**WHAT TO PRODUCE**
In the material below, list every line carrying the string "this".

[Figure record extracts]
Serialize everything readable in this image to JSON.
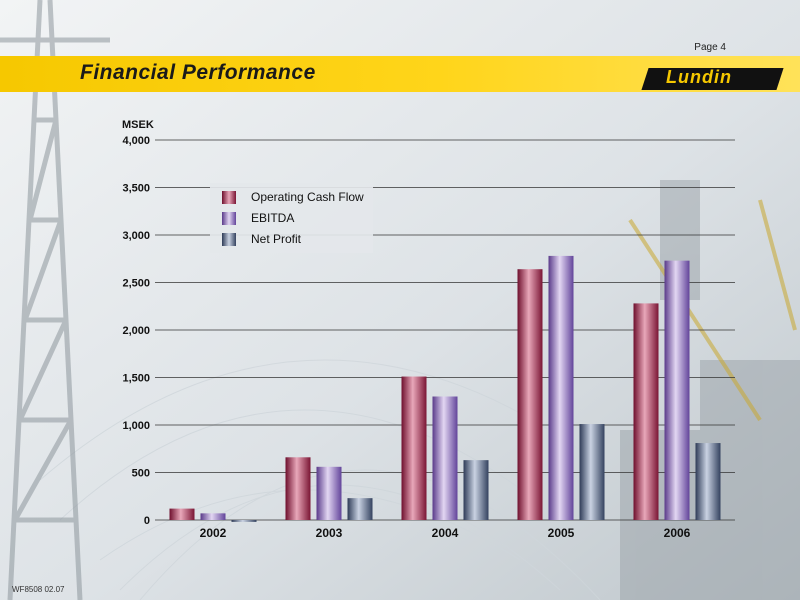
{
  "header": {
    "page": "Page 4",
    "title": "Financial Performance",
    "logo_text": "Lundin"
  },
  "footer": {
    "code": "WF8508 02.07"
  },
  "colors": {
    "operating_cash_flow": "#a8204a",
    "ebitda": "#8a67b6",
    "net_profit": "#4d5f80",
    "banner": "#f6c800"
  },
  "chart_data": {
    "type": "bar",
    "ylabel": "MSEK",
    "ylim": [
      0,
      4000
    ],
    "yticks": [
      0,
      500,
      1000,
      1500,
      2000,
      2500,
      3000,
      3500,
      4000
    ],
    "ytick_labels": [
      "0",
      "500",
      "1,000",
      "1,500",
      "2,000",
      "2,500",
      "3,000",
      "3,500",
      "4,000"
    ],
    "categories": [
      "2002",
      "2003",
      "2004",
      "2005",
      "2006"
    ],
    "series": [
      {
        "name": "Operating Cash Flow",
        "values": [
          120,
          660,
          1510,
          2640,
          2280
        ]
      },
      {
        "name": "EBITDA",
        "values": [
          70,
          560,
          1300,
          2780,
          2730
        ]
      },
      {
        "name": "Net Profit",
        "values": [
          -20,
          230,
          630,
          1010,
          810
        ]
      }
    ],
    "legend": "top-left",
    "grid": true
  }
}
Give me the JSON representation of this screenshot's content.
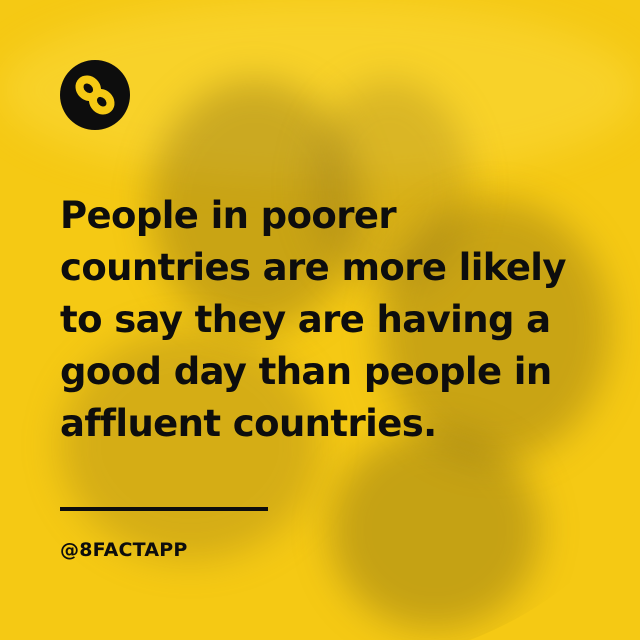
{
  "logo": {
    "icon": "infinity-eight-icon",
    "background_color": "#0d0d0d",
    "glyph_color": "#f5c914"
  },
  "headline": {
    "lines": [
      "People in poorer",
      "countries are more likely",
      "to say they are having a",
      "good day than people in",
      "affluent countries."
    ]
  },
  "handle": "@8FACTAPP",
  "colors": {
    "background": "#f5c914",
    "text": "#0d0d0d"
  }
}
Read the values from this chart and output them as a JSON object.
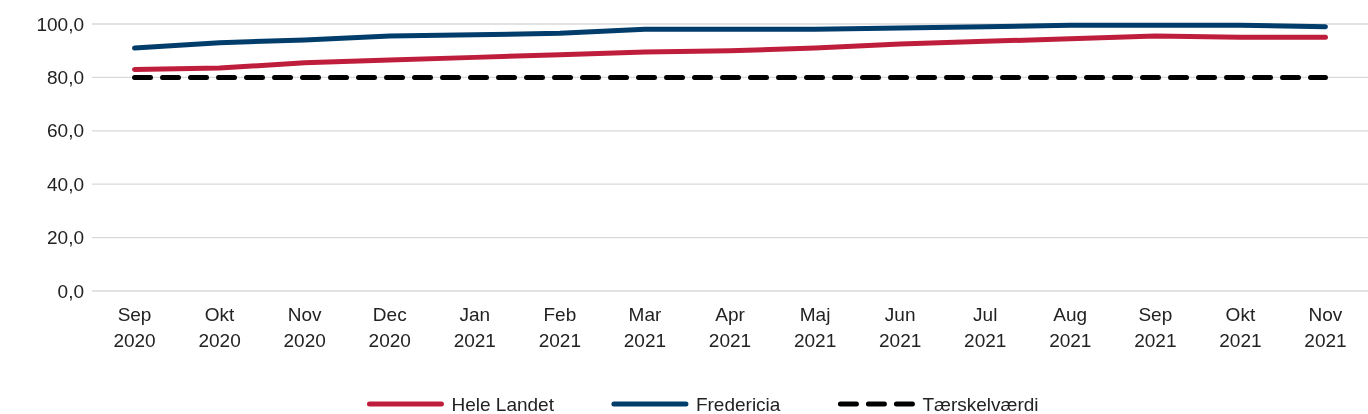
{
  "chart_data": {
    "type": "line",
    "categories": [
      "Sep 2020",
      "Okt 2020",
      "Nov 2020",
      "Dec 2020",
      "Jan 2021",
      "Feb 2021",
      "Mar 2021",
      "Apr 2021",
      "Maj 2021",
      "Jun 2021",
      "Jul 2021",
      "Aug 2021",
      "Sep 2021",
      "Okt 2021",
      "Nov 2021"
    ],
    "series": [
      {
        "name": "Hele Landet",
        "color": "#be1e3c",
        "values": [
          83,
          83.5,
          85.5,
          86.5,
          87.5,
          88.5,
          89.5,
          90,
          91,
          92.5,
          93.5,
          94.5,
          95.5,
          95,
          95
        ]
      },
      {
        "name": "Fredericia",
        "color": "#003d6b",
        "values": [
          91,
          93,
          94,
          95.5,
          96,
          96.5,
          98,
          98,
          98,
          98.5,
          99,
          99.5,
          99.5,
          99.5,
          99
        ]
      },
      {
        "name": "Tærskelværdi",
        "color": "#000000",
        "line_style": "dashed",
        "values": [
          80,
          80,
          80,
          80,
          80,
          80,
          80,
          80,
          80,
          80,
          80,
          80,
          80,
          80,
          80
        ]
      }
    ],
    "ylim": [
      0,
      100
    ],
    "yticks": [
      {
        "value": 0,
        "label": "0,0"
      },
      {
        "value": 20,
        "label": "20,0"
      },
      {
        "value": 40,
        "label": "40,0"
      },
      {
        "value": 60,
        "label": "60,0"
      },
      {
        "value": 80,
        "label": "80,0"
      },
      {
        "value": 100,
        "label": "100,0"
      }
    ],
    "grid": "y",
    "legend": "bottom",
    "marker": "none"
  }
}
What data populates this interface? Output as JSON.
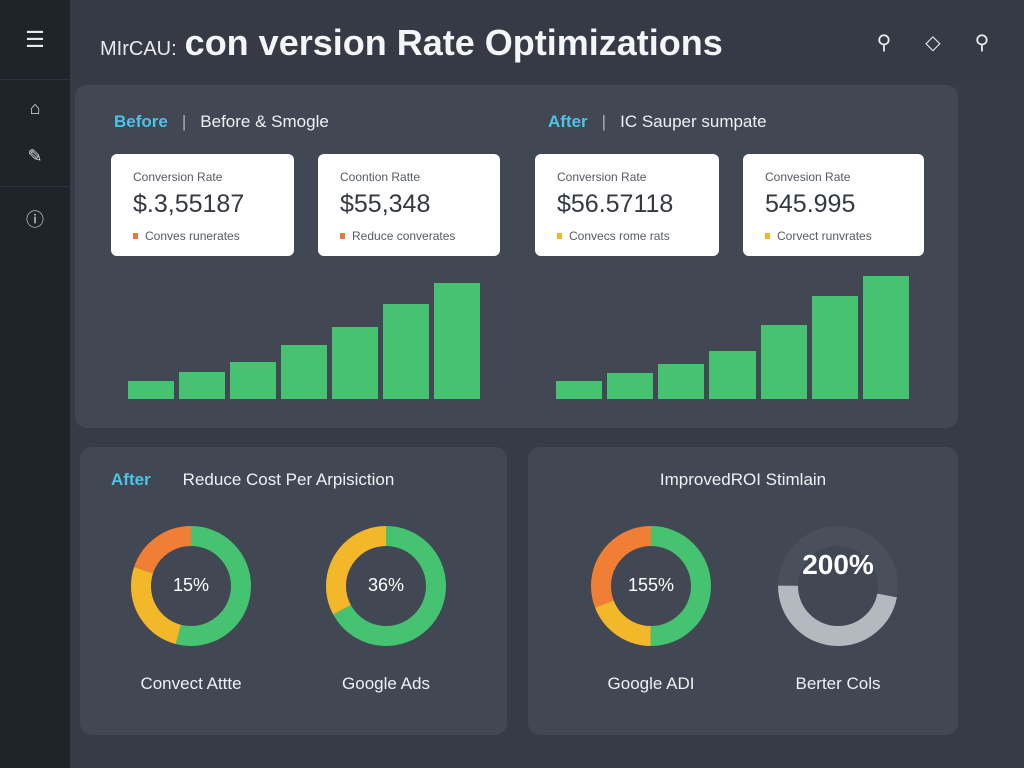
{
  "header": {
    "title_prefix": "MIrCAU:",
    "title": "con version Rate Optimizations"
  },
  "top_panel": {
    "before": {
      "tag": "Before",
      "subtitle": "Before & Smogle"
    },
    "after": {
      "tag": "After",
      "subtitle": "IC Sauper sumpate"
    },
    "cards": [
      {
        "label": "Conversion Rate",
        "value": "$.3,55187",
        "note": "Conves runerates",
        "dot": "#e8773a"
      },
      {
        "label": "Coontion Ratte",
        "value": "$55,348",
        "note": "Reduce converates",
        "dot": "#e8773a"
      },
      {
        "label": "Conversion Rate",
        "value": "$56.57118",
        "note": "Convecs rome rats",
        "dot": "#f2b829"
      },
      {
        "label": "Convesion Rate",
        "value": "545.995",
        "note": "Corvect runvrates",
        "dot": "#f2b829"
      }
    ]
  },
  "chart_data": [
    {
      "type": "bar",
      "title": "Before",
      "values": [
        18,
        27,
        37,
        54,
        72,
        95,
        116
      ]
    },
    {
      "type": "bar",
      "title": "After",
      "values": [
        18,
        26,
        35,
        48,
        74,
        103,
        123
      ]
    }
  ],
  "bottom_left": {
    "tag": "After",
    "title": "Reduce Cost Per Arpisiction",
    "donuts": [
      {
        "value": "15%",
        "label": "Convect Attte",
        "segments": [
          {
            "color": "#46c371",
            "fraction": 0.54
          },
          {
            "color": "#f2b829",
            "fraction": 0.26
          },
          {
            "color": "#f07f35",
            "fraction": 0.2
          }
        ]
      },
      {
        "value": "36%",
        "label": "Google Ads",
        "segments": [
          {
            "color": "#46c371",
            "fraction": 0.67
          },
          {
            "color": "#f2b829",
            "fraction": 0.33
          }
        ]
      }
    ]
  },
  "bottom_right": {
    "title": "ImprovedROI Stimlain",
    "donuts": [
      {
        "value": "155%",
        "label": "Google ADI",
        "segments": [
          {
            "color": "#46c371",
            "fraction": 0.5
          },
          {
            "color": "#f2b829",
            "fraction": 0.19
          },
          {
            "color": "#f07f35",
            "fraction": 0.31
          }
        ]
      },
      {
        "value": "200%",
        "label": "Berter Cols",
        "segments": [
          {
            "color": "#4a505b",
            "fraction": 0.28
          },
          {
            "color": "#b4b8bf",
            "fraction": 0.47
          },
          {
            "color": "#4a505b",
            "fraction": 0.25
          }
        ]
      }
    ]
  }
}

**FULL ANSWER**
Serialize everything readable in this image to JSON.
Give me the JSON representation of this screenshot's content.
Read the values from this chart and output them as a JSON object.
What data populates this interface? Output as JSON.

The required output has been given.